Start Data rows

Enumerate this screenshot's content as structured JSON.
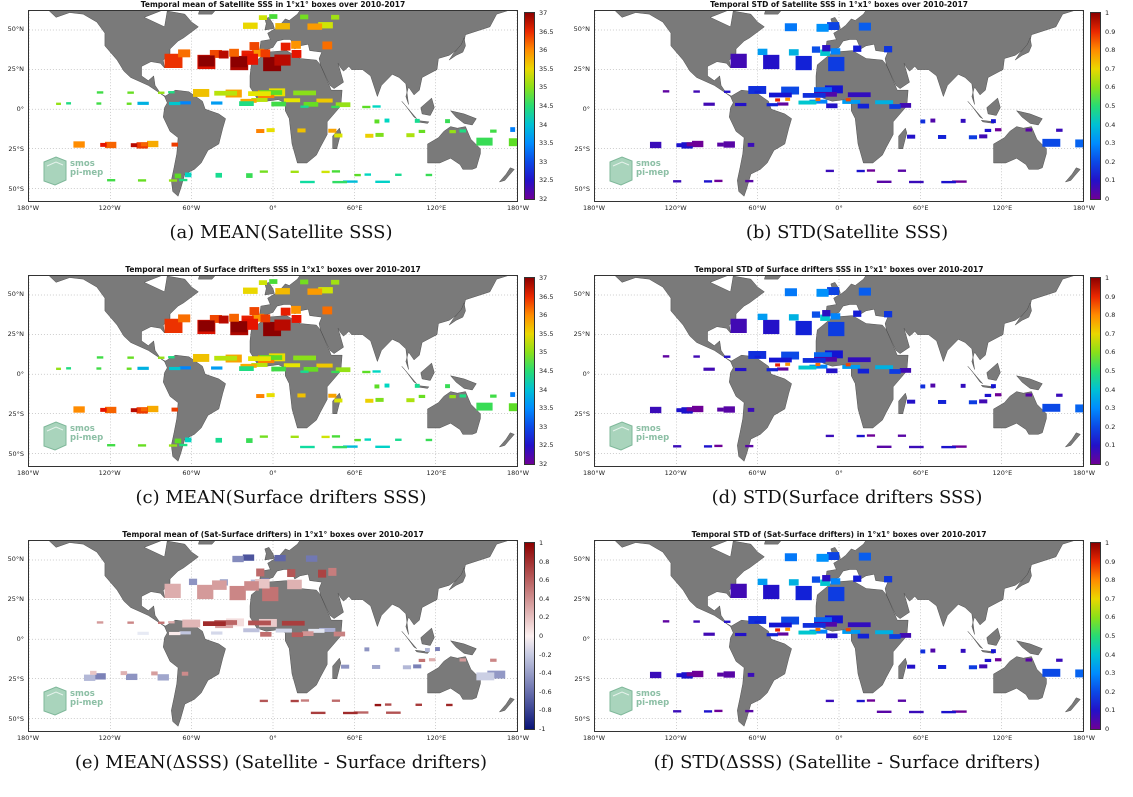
{
  "panels": [
    {
      "title": "Temporal mean of Satellite SSS in 1°x1° boxes over 2010-2017",
      "caption": "(a) MEAN(Satellite SSS)",
      "colorbar": {
        "ticks": [
          "37",
          "36.5",
          "36",
          "35.5",
          "35",
          "34.5",
          "34",
          "33.5",
          "33",
          "32.5",
          "32"
        ],
        "scale": "rainbow-jet-reversed",
        "range": [
          31.5,
          37
        ]
      },
      "logo": "smos pi-mep"
    },
    {
      "title": "Temporal STD of Satellite SSS in 1°x1° boxes over 2010-2017",
      "caption": "(b) STD(Satellite SSS)",
      "colorbar": {
        "ticks": [
          "1",
          "0.9",
          "0.8",
          "0.7",
          "0.6",
          "0.5",
          "0.4",
          "0.3",
          "0.2",
          "0.1",
          "0"
        ],
        "scale": "rainbow-jet",
        "range": [
          0,
          1
        ]
      },
      "logo": "smos pi-mep"
    },
    {
      "title": "Temporal mean of Surface drifters SSS in 1°x1° boxes over 2010-2017",
      "caption": "(c) MEAN(Surface drifters SSS)",
      "colorbar": {
        "ticks": [
          "37",
          "36.5",
          "36",
          "35.5",
          "35",
          "34.5",
          "34",
          "33.5",
          "33",
          "32.5",
          "32"
        ],
        "scale": "rainbow-jet-reversed",
        "range": [
          31.5,
          37
        ]
      },
      "logo": "smos pi-mep"
    },
    {
      "title": "Temporal STD of Surface drifters SSS in 1°x1° boxes over 2010-2017",
      "caption": "(d) STD(Surface drifters SSS)",
      "colorbar": {
        "ticks": [
          "1",
          "0.9",
          "0.8",
          "0.7",
          "0.6",
          "0.5",
          "0.4",
          "0.3",
          "0.2",
          "0.1",
          "0"
        ],
        "scale": "rainbow-jet",
        "range": [
          0,
          1
        ]
      },
      "logo": "smos pi-mep"
    },
    {
      "title": "Temporal mean of (Sat-Surface drifters) in 1°x1° boxes over 2010-2017",
      "caption": "(e) MEAN(ΔSSS) (Satellite - Surface drifters)",
      "colorbar": {
        "ticks": [
          "1",
          "0.8",
          "0.6",
          "0.4",
          "0.2",
          "0",
          "-0.2",
          "-0.4",
          "-0.6",
          "-0.8",
          "-1"
        ],
        "scale": "blue-white-red",
        "range": [
          -1,
          1
        ]
      },
      "logo": "smos pi-mep"
    },
    {
      "title": "Temporal STD of (Sat-Surface drifters) in 1°x1° boxes over 2010-2017",
      "caption": "(f) STD(ΔSSS) (Satellite - Surface drifters)",
      "colorbar": {
        "ticks": [
          "1",
          "0.9",
          "0.8",
          "0.7",
          "0.6",
          "0.5",
          "0.4",
          "0.3",
          "0.2",
          "0.1",
          "0"
        ],
        "scale": "rainbow-jet",
        "range": [
          0,
          1
        ]
      },
      "logo": "smos pi-mep"
    }
  ],
  "axes": {
    "lat_labels": [
      "50°N",
      "25°N",
      "0°",
      "25°S",
      "50°S"
    ],
    "lon_labels": [
      "180°W",
      "120°W",
      "60°W",
      "0°",
      "60°E",
      "120°E",
      "180°W"
    ]
  },
  "colors": {
    "land": "#7a7a7a",
    "coast": "#3a3a3a",
    "grid": "#9a9a9a"
  }
}
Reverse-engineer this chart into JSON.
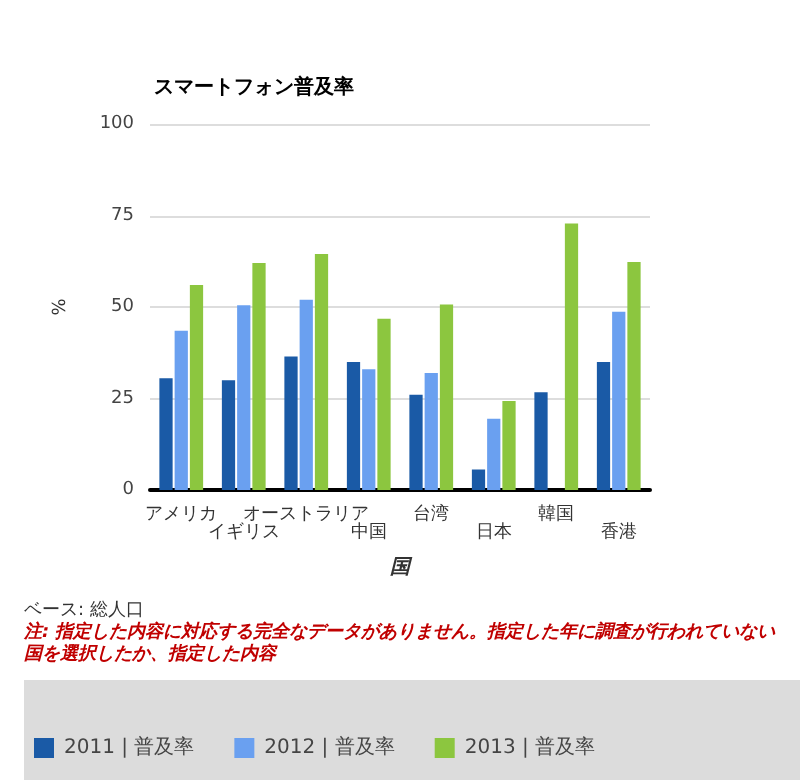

End Data rows

Exercise.
Without the pictures, return the entries exactly as they appear.

Exercise output.
Enumerate this screenshot's content as structured JSON.
{
  "panels": [
    {
      "title": "Temporal mean of Satellite SSS in 1°x1° boxes over 2010-2017",
      "caption": "(a) MEAN(Satellite SSS)",
      "colorbar": {
        "ticks": [
          "37",
          "36.5",
          "36",
          "35.5",
          "35",
          "34.5",
          "34",
          "33.5",
          "33",
          "32.5",
          "32"
        ],
        "scale": "rainbow-jet-reversed",
        "range": [
          31.5,
          37
        ]
      },
      "logo": "smos pi-mep"
    },
    {
      "title": "Temporal STD of Satellite SSS in 1°x1° boxes over 2010-2017",
      "caption": "(b) STD(Satellite SSS)",
      "colorbar": {
        "ticks": [
          "1",
          "0.9",
          "0.8",
          "0.7",
          "0.6",
          "0.5",
          "0.4",
          "0.3",
          "0.2",
          "0.1",
          "0"
        ],
        "scale": "rainbow-jet",
        "range": [
          0,
          1
        ]
      },
      "logo": "smos pi-mep"
    },
    {
      "title": "Temporal mean of Surface drifters SSS in 1°x1° boxes over 2010-2017",
      "caption": "(c) MEAN(Surface drifters SSS)",
      "colorbar": {
        "ticks": [
          "37",
          "36.5",
          "36",
          "35.5",
          "35",
          "34.5",
          "34",
          "33.5",
          "33",
          "32.5",
          "32"
        ],
        "scale": "rainbow-jet-reversed",
        "range": [
          31.5,
          37
        ]
      },
      "logo": "smos pi-mep"
    },
    {
      "title": "Temporal STD of Surface drifters SSS in 1°x1° boxes over 2010-2017",
      "caption": "(d) STD(Surface drifters SSS)",
      "colorbar": {
        "ticks": [
          "1",
          "0.9",
          "0.8",
          "0.7",
          "0.6",
          "0.5",
          "0.4",
          "0.3",
          "0.2",
          "0.1",
          "0"
        ],
        "scale": "rainbow-jet",
        "range": [
          0,
          1
        ]
      },
      "logo": "smos pi-mep"
    },
    {
      "title": "Temporal mean of (Sat-Surface drifters) in 1°x1° boxes over 2010-2017",
      "caption": "(e) MEAN(ΔSSS) (Satellite - Surface drifters)",
      "colorbar": {
        "ticks": [
          "1",
          "0.8",
          "0.6",
          "0.4",
          "0.2",
          "0",
          "-0.2",
          "-0.4",
          "-0.6",
          "-0.8",
          "-1"
        ],
        "scale": "blue-white-red",
        "range": [
          -1,
          1
        ]
      },
      "logo": "smos pi-mep"
    },
    {
      "title": "Temporal STD of (Sat-Surface drifters) in 1°x1° boxes over 2010-2017",
      "caption": "(f) STD(ΔSSS) (Satellite - Surface drifters)",
      "colorbar": {
        "ticks": [
          "1",
          "0.9",
          "0.8",
          "0.7",
          "0.6",
          "0.5",
          "0.4",
          "0.3",
          "0.2",
          "0.1",
          "0"
        ],
        "scale": "rainbow-jet",
        "range": [
          0,
          1
        ]
      },
      "logo": "smos pi-mep"
    }
  ],
  "axes": {
    "lat_labels": [
      "50°N",
      "25°N",
      "0°",
      "25°S",
      "50°S"
    ],
    "lon_labels": [
      "180°W",
      "120°W",
      "60°W",
      "0°",
      "60°E",
      "120°E",
      "180°W"
    ]
  },
  "colors": {
    "land": "#7a7a7a",
    "coast": "#3a3a3a",
    "grid": "#9a9a9a"
  }
}
Reverse-engineer this chart into JSON.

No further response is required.